* [Supplied material]

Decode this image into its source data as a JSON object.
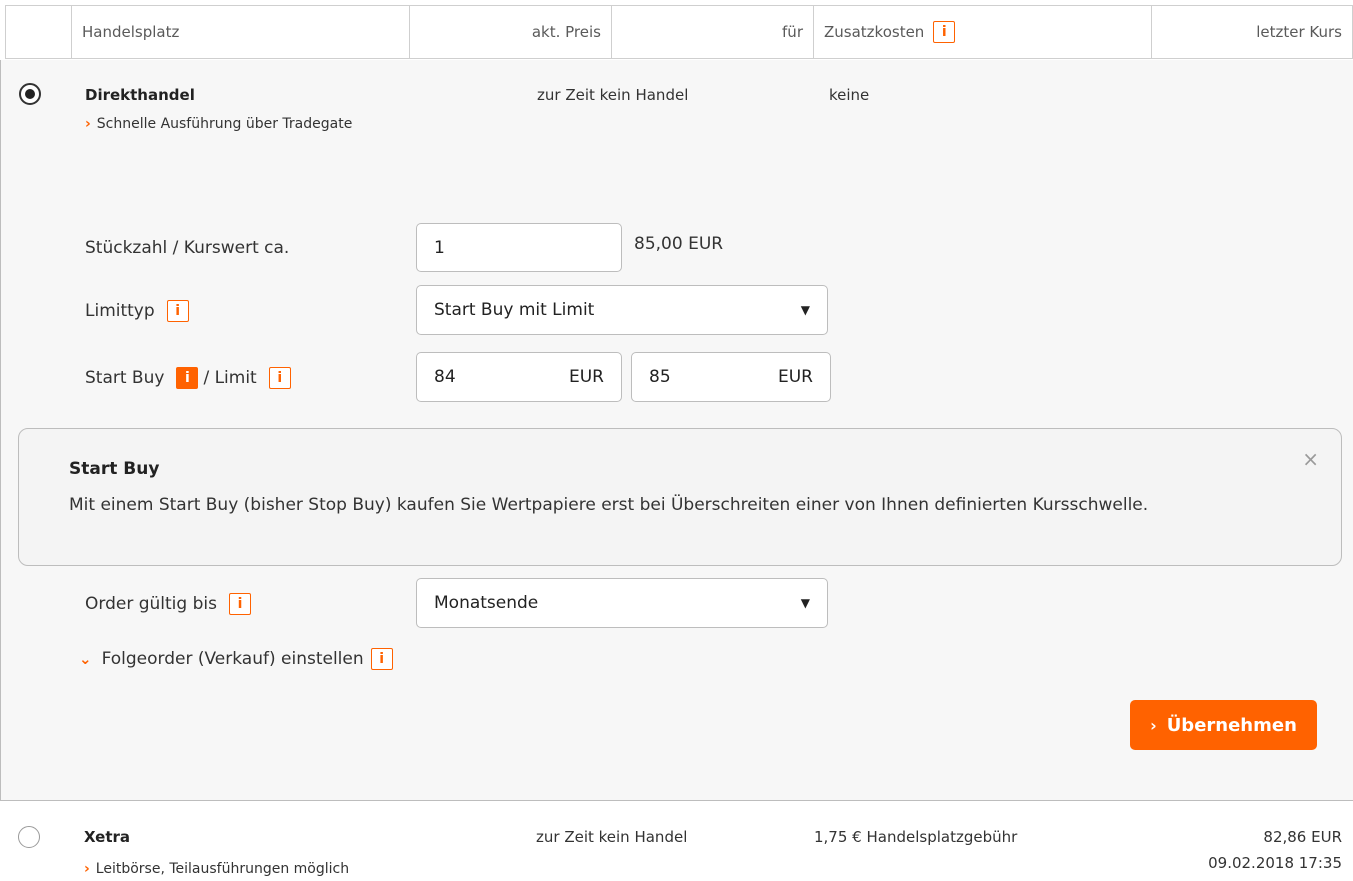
{
  "header": {
    "handelsplatz": "Handelsplatz",
    "akt_preis": "akt. Preis",
    "fuer": "für",
    "zusatzkosten": "Zusatzkosten",
    "letzter_kurs": "letzter Kurs",
    "info_glyph": "i"
  },
  "direkthandel": {
    "name": "Direkthandel",
    "sub": "Schnelle Ausführung über Tradegate",
    "price": "zur Zeit kein Handel",
    "costs": "keine"
  },
  "form": {
    "stueckzahl_label": "Stückzahl / Kurswert ca.",
    "stueckzahl_value": "1",
    "kurswert": "85,00 EUR",
    "limittyp_label": "Limittyp",
    "limittyp_value": "Start Buy mit Limit",
    "startbuy_label": "Start Buy",
    "limit_label": "/ Limit",
    "startbuy_value": "84",
    "limit_value": "85",
    "currency": "EUR",
    "order_label": "Order gültig bis",
    "order_value": "Monatsende",
    "folgeorder": "Folgeorder (Verkauf) einstellen",
    "submit": "Übernehmen"
  },
  "info_panel": {
    "title": "Start Buy",
    "text": "Mit einem Start Buy (bisher Stop Buy) kaufen Sie Wertpapiere erst bei Überschreiten einer von Ihnen definierten Kursschwelle.",
    "close": "×"
  },
  "xetra": {
    "name": "Xetra",
    "sub": "Leitbörse, Teilausführungen möglich",
    "price": "zur Zeit kein Handel",
    "costs": "1,75 € Handelsplatzgebühr",
    "last_price": "82,86 EUR",
    "last_time": "09.02.2018 17:35"
  },
  "colors": {
    "accent": "#ff6200"
  }
}
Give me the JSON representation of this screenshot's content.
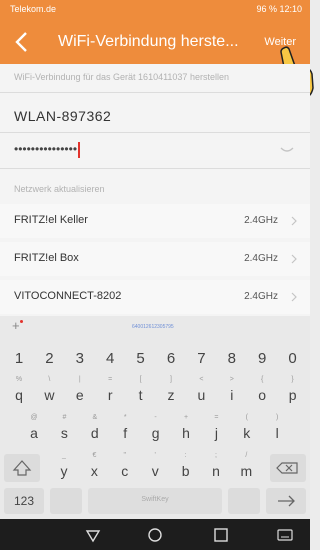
{
  "status": {
    "carrier": "Telekom.de",
    "right": "96 % 12:10"
  },
  "appbar": {
    "title": "WiFi-Verbindung herste...",
    "next_label": "Weiter"
  },
  "form": {
    "hint": "WiFi-Verbindung für das Gerät 1610411037 herstellen",
    "ssid": "WLAN-897362",
    "password_mask": "•••••••••••••••",
    "refresh_label": "Netzwerk aktualisieren"
  },
  "networks": [
    {
      "name": "FRITZ!el Keller",
      "band": "2.4GHz"
    },
    {
      "name": "FRITZ!el Box",
      "band": "2.4GHz"
    },
    {
      "name": "VITOCONNECT-8202",
      "band": "2.4GHz"
    }
  ],
  "keyboard": {
    "plus": "+",
    "suggestion": "640012612305795",
    "numbers": [
      "1",
      "2",
      "3",
      "4",
      "5",
      "6",
      "7",
      "8",
      "9",
      "0"
    ],
    "row1": [
      {
        "k": "q",
        "s": "%"
      },
      {
        "k": "w",
        "s": "\\"
      },
      {
        "k": "e",
        "s": "|"
      },
      {
        "k": "r",
        "s": "="
      },
      {
        "k": "t",
        "s": "["
      },
      {
        "k": "z",
        "s": "]"
      },
      {
        "k": "u",
        "s": "<"
      },
      {
        "k": "i",
        "s": ">"
      },
      {
        "k": "o",
        "s": "{"
      },
      {
        "k": "p",
        "s": "}"
      }
    ],
    "row2": [
      {
        "k": "a",
        "s": "@"
      },
      {
        "k": "s",
        "s": "#"
      },
      {
        "k": "d",
        "s": "&"
      },
      {
        "k": "f",
        "s": "*"
      },
      {
        "k": "g",
        "s": "-"
      },
      {
        "k": "h",
        "s": "+"
      },
      {
        "k": "j",
        "s": "="
      },
      {
        "k": "k",
        "s": "("
      },
      {
        "k": "l",
        "s": ")"
      }
    ],
    "row3": [
      {
        "k": "y",
        "s": "_"
      },
      {
        "k": "x",
        "s": "€"
      },
      {
        "k": "c",
        "s": "\""
      },
      {
        "k": "v",
        "s": "'"
      },
      {
        "k": "b",
        "s": ":"
      },
      {
        "k": "n",
        "s": ";"
      },
      {
        "k": "m",
        "s": "/"
      }
    ],
    "num_toggle": "123",
    "space_brand": "SwiftKey"
  },
  "colors": {
    "accent": "#ee8c3c",
    "cursor": "#e2332c"
  }
}
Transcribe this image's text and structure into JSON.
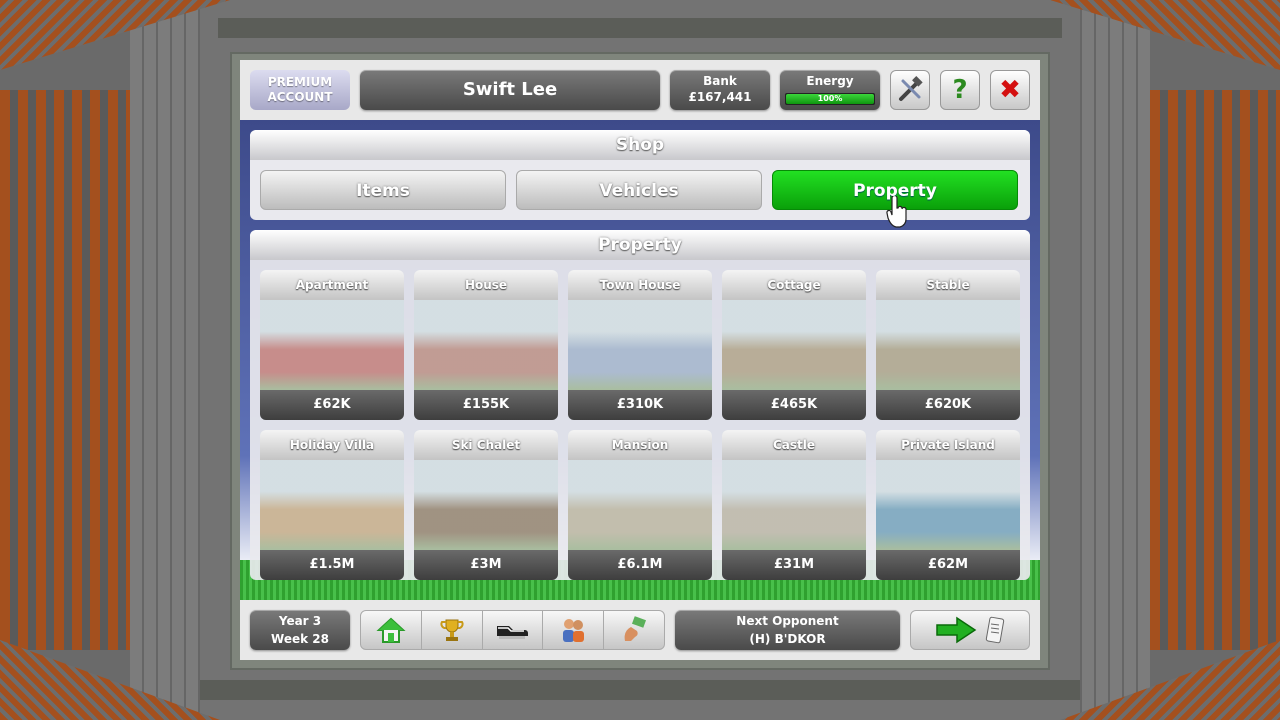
{
  "header": {
    "premium_line1": "PREMIUM",
    "premium_line2": "ACCOUNT",
    "player_name": "Swift Lee",
    "bank_label": "Bank",
    "bank_value": "£167,441",
    "energy_label": "Energy",
    "energy_value": "100%",
    "energy_fraction": 1.0,
    "icons": [
      "tools-icon",
      "help-icon",
      "close-icon"
    ]
  },
  "shop": {
    "title": "Shop",
    "tabs": [
      {
        "label": "Items",
        "active": false
      },
      {
        "label": "Vehicles",
        "active": false
      },
      {
        "label": "Property",
        "active": true
      }
    ]
  },
  "property": {
    "title": "Property",
    "items": [
      {
        "name": "Apartment",
        "price": "£62K",
        "color": "#c0504a"
      },
      {
        "name": "House",
        "price": "£155K",
        "color": "#b56a5a"
      },
      {
        "name": "Town House",
        "price": "£310K",
        "color": "#8fa3c8"
      },
      {
        "name": "Cottage",
        "price": "£465K",
        "color": "#a58a62"
      },
      {
        "name": "Stable",
        "price": "£620K",
        "color": "#9d8a62"
      },
      {
        "name": "Holiday Villa",
        "price": "£1.5M",
        "color": "#c89a62"
      },
      {
        "name": "Ski Chalet",
        "price": "£3M",
        "color": "#7a5a3a"
      },
      {
        "name": "Mansion",
        "price": "£6.1M",
        "color": "#b8a888"
      },
      {
        "name": "Castle",
        "price": "£31M",
        "color": "#b8a890"
      },
      {
        "name": "Private Island",
        "price": "£62M",
        "color": "#4a8ab0"
      }
    ]
  },
  "footer": {
    "year": "Year 3",
    "week": "Week 28",
    "nav_icons": [
      "home-icon",
      "trophy-icon",
      "boot-icon",
      "people-icon",
      "money-hand-icon"
    ],
    "opponent_label": "Next Opponent",
    "opponent_value": "(H) B'DKOR"
  }
}
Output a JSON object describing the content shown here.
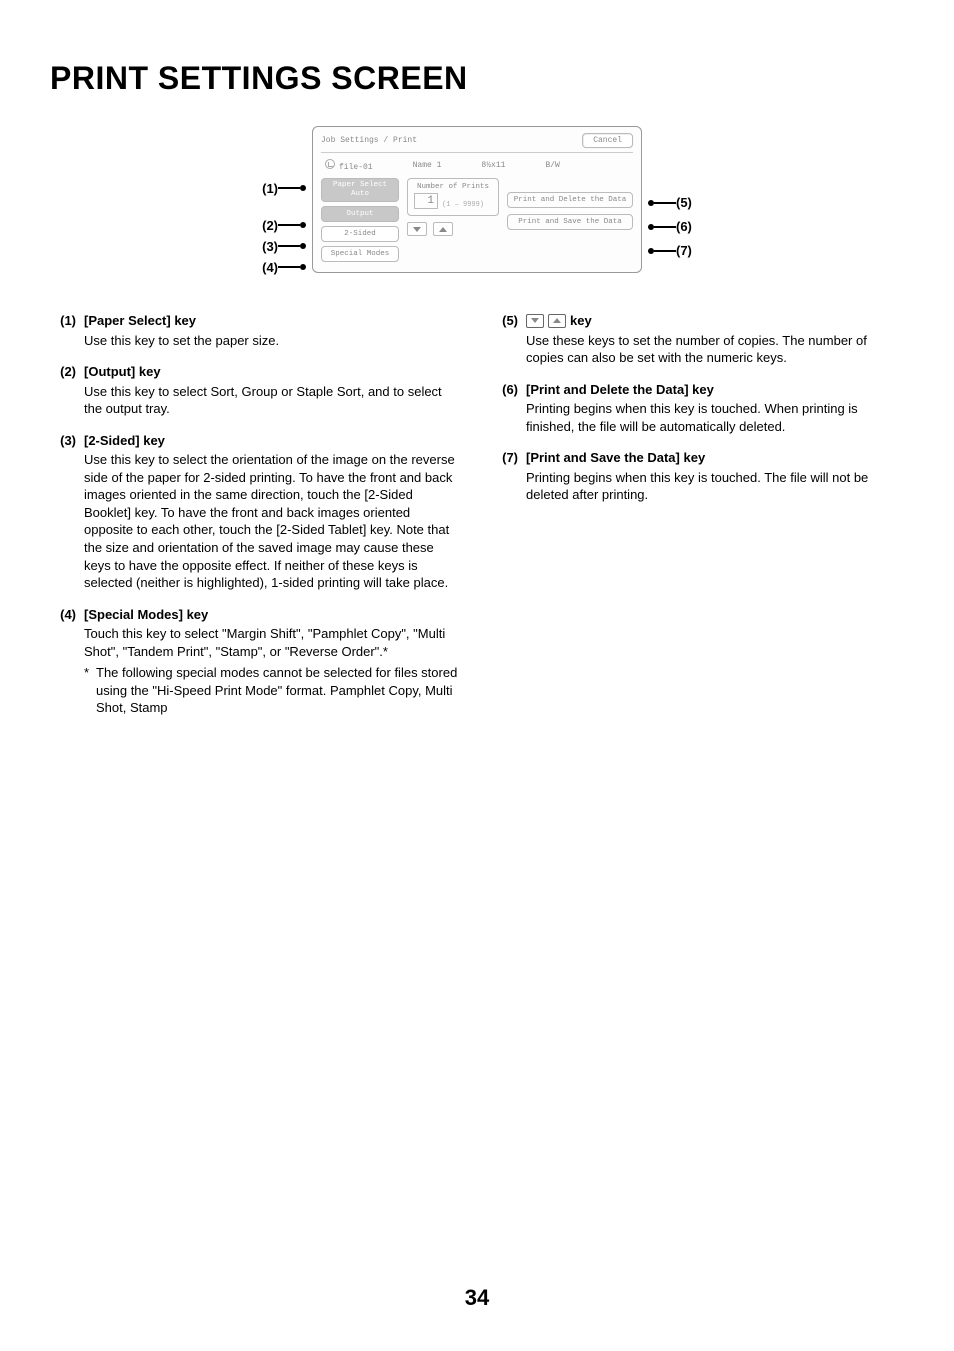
{
  "title": "PRINT SETTINGS SCREEN",
  "page_number": "34",
  "screen": {
    "header_title": "Job Settings / Print",
    "cancel": "Cancel",
    "file_name": "file-01",
    "user": "Name 1",
    "size": "8½x11",
    "mode": "B/W",
    "paper_select_label": "Paper Select",
    "paper_select_value": "Auto",
    "output": "Output",
    "two_sided": "2-Sided",
    "special_modes": "Special Modes",
    "num_prints_label": "Number of Prints",
    "num_prints_value": "1",
    "num_prints_range": "(1 – 9999)",
    "print_delete": "Print and Delete the Data",
    "print_save": "Print and Save the Data"
  },
  "left_list": [
    {
      "num": "(1)",
      "title": "[Paper Select] key",
      "text": "Use this key to set the paper size."
    },
    {
      "num": "(2)",
      "title": "[Output] key",
      "text": "Use this key to select Sort, Group or Staple Sort, and to select the output tray."
    },
    {
      "num": "(3)",
      "title": "[2-Sided] key",
      "text": "Use this key to select the orientation of the image on the reverse side of the paper for 2-sided printing. To have the front and back images oriented in the same direction, touch the [2-Sided Booklet] key. To have the front and back images oriented opposite to each other, touch the [2-Sided Tablet] key. Note that the size and orientation of the saved image may cause these keys to have the opposite effect. If neither of these keys is selected (neither is highlighted), 1-sided printing will take place."
    },
    {
      "num": "(4)",
      "title": "[Special Modes] key",
      "text": "Touch this key to select \"Margin Shift\", \"Pamphlet Copy\", \"Multi Shot\", \"Tandem Print\", \"Stamp\", or \"Reverse Order\".*",
      "footnote": "The following special modes cannot be selected for files stored using the \"Hi-Speed Print Mode\" format. Pamphlet Copy, Multi Shot, Stamp"
    }
  ],
  "right_list": [
    {
      "num": "(5)",
      "title_suffix": " key",
      "text": "Use these keys to set the number of copies. The number of copies can also be set with the numeric keys."
    },
    {
      "num": "(6)",
      "title": "[Print and Delete the Data] key",
      "text": "Printing begins when this key is touched. When printing is finished, the file will be automatically deleted."
    },
    {
      "num": "(7)",
      "title": "[Print and Save the Data] key",
      "text": "Printing begins when this key is touched. The file will not be deleted after printing."
    }
  ],
  "callouts_left": [
    "(1)",
    "(2)",
    "(3)",
    "(4)"
  ],
  "callouts_right": [
    "(5)",
    "(6)",
    "(7)"
  ]
}
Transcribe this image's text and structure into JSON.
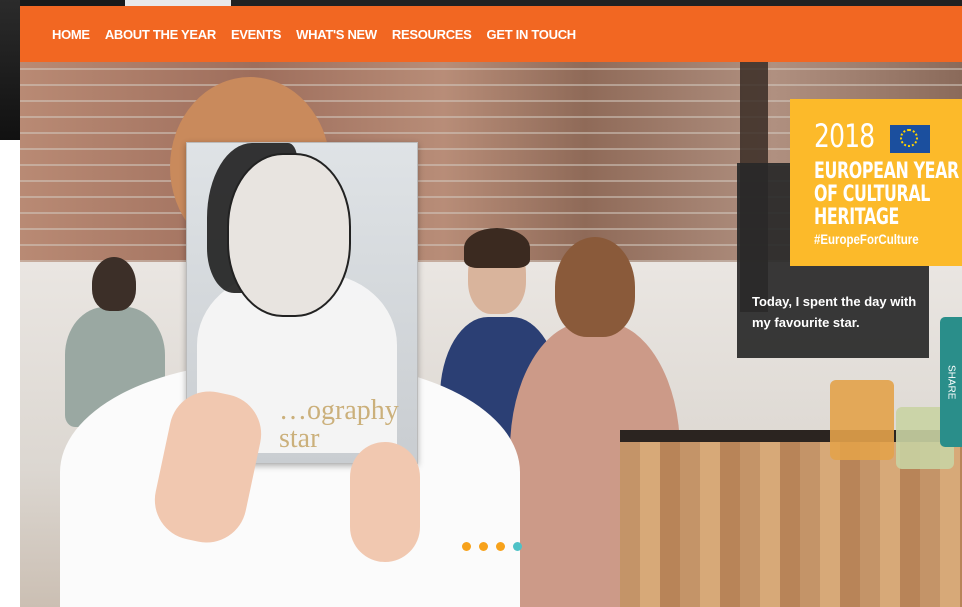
{
  "nav": {
    "items": [
      "HOME",
      "ABOUT THE YEAR",
      "EVENTS",
      "WHAT'S NEW",
      "RESOURCES",
      "GET IN TOUCH"
    ]
  },
  "hero": {
    "caption": "Today, I spent the day with my favourite star.",
    "magazine_text": "…ography\nstar",
    "side_tab": "SHARE",
    "slides": {
      "total": 4,
      "active": 4
    }
  },
  "badge": {
    "year": "2018",
    "line1": "EUROPEAN YEAR",
    "line2": "OF CULTURAL",
    "line3": "HERITAGE",
    "hashtag": "#EuropeForCulture"
  },
  "colors": {
    "nav_bg": "#f26722",
    "badge_bg": "#fcba2a",
    "dot": "#f7a21b",
    "dot_active": "#4fc2c7",
    "side_tab": "#2a8e8a"
  }
}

* [Exercise aim] Find the word "object" in the material, then list each line that holds it.

* [Task response]
Decode this image into its source data as a JSON object.
Output a JSON object describing the content shown here.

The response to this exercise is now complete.